◆ DOCUMENT PASSAGE:

This is true is mostly monolingual societies but here we're talking about highly multilingual societies - both in Muslim Al-Andalus in those days and in Arabic-speaking countries today where English and French are commonplace. Borrowing occurs for all sorts of sociological reasons (such as just "sounding cool") that have nothing to do with necessity.



> But Spanish already had a word for “you” *(tu)* and had no “need” whatsoever to borrow a “substitute” word for it (especially if the borrowed word belonged to a different grammatical category).



Spanish has multiple words for "you" and they vary in number and use among countries. Clearly it has no impulse to be streamlined or "tú" would be enough. Why both with "tu" "usted" "vusted" "vos" etc. etc.



> 4. The first attested appearance for Spanish *Usted*, occurred nearly 2 centuries *AFTER* the fall of Granada c.1492 by which time Arabic had pretty much disappeared as a living language in Spain. If Spanish did indeed borrow *Ustadh* from Arabic, *why wait about 800 years* to do so? (We’re now going from the laughable to the hilarious).



It may have occurred in speech much longer before it occurred in writing, but in general I agree with you that historically it doesn't make so much sense to say it was borrowed.

◆ EXCERPTED DATA:
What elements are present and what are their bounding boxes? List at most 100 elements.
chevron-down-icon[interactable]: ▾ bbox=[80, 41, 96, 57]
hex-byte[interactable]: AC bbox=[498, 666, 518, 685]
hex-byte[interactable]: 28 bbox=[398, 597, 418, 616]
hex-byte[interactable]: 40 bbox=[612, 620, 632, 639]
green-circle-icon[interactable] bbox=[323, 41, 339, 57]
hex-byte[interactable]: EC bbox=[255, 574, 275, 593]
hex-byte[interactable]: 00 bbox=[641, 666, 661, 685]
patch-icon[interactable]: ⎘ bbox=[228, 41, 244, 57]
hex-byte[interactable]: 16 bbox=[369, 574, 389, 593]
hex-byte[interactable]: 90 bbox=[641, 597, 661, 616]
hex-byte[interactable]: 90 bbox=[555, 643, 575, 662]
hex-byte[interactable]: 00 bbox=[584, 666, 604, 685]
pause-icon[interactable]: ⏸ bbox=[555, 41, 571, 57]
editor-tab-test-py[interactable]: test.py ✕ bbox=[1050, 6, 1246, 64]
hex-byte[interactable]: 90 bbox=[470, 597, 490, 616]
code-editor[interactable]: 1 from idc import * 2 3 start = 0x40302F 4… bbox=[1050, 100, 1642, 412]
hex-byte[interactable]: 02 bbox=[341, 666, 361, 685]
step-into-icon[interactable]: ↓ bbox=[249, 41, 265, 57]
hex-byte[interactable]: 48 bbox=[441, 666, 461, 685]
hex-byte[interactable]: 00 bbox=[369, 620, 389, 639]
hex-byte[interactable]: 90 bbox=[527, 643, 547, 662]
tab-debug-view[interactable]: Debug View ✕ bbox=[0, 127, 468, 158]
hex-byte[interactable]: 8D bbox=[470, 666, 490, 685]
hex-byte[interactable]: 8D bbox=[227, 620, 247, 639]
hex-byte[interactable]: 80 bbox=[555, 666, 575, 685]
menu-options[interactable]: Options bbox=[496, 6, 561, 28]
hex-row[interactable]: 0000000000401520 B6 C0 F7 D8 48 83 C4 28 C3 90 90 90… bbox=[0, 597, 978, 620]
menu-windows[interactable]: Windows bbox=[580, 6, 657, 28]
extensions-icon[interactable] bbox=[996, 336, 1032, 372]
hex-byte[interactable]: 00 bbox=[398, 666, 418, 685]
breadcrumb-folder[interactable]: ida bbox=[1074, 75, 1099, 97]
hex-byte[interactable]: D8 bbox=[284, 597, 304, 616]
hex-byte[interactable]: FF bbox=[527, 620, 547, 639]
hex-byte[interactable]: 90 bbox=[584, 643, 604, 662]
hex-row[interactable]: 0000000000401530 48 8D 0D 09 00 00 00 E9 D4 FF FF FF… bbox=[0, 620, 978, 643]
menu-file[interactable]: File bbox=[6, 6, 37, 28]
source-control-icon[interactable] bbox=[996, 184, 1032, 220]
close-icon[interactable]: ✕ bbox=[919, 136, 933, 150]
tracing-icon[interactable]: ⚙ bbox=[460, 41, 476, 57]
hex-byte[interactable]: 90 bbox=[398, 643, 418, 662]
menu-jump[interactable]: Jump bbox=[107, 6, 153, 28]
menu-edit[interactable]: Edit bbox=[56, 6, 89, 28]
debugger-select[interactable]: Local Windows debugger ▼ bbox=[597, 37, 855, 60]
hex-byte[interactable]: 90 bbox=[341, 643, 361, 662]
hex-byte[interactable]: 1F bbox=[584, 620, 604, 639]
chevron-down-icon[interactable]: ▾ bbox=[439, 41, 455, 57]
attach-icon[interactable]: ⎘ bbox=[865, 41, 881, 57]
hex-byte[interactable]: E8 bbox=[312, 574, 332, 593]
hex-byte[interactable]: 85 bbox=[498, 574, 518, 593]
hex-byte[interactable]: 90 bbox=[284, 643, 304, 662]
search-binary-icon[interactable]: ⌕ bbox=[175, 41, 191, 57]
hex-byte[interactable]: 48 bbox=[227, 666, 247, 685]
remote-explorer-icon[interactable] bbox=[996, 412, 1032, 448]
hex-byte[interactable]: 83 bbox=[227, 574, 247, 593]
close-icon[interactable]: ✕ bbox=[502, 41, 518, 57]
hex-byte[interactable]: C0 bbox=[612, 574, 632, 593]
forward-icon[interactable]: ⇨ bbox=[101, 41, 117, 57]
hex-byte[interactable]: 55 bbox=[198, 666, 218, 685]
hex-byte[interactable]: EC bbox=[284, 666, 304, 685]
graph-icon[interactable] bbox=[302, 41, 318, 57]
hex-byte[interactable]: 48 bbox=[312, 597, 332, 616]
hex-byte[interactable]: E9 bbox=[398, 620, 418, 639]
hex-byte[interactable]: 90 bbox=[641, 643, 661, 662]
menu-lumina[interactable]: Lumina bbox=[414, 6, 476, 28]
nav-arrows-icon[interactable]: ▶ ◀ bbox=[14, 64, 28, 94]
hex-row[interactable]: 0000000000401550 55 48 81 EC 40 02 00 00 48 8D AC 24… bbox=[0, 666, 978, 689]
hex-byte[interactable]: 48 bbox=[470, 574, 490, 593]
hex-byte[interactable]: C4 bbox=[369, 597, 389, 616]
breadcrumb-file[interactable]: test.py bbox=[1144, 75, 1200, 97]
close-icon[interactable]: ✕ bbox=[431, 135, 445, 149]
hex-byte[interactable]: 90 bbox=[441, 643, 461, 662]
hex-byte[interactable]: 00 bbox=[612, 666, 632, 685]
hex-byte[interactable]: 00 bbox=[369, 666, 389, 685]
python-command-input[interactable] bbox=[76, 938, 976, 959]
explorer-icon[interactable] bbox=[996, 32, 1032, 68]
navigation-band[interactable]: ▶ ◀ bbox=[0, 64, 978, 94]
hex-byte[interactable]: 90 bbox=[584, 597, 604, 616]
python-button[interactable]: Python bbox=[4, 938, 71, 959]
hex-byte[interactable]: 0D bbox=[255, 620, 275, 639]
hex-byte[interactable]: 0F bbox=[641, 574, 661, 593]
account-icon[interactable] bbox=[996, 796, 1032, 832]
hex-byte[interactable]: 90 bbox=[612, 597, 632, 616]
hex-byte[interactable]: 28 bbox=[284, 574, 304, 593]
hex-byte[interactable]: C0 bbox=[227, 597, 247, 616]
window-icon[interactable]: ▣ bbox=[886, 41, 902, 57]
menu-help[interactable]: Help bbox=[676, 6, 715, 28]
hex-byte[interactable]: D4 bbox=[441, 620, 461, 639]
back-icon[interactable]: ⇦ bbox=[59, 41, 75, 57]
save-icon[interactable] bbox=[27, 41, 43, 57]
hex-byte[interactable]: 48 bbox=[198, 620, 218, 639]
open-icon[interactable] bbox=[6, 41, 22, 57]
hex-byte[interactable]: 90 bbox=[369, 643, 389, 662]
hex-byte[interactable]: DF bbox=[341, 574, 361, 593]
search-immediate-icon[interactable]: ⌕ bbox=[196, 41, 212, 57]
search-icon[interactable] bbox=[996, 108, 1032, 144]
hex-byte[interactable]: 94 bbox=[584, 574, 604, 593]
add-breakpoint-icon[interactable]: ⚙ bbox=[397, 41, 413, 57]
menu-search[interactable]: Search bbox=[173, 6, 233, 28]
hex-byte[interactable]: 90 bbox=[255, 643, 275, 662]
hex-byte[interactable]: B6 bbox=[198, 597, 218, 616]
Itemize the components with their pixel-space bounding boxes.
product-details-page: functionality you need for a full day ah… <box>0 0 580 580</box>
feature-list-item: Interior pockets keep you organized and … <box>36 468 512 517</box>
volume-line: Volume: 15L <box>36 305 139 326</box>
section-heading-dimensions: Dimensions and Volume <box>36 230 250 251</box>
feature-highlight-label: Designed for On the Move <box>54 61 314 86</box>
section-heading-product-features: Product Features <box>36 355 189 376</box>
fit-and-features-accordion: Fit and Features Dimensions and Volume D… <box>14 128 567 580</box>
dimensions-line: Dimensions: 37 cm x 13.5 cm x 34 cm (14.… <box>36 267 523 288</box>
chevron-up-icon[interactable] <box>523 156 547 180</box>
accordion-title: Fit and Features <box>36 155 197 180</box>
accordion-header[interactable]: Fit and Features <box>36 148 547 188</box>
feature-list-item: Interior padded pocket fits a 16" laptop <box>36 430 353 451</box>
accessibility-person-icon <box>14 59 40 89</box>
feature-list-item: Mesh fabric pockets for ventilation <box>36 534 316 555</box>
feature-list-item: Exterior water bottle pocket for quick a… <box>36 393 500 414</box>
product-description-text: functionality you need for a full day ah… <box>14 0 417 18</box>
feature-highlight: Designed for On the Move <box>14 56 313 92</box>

◆ REQUIRED WORK:
1. According to the discussion of Spanish "usted," when did the first attested appearance of "Usted" occur?
2. From the discussion of Spanish "usted," write out the text between "Spanish has multiple" and "it was borrowed.", inclusive, and swap "countries" for "regions".

◆ SOLUTIONS TO THE TASKS:
1. Nearly two centuries after the fall of Granada, around 1492.

2.
Spanish has multiple words for "you" and they vary in number and use among regions. Clearly it has no impulse to be streamlined or "tú" would be enough. Why both with "tu" "usted" "vusted" "vos" etc. etc.



> 4. The first attested appearance for Spanish *Usted*, occurred nearly 2 centuries *AFTER* the fall of Granada c.1492 by which time Arabic had pretty much disappeared as a living language in Spain. If Spanish did indeed borrow *Ustadh* from Arabic, *why wait about 800 years* to do so? (We’re now going from the laughable to the hilarious).



It may have occurred in speech much longer before it occurred in writing, but in general I agree with you that historically it doesn't make so much sense to say it was borrowed.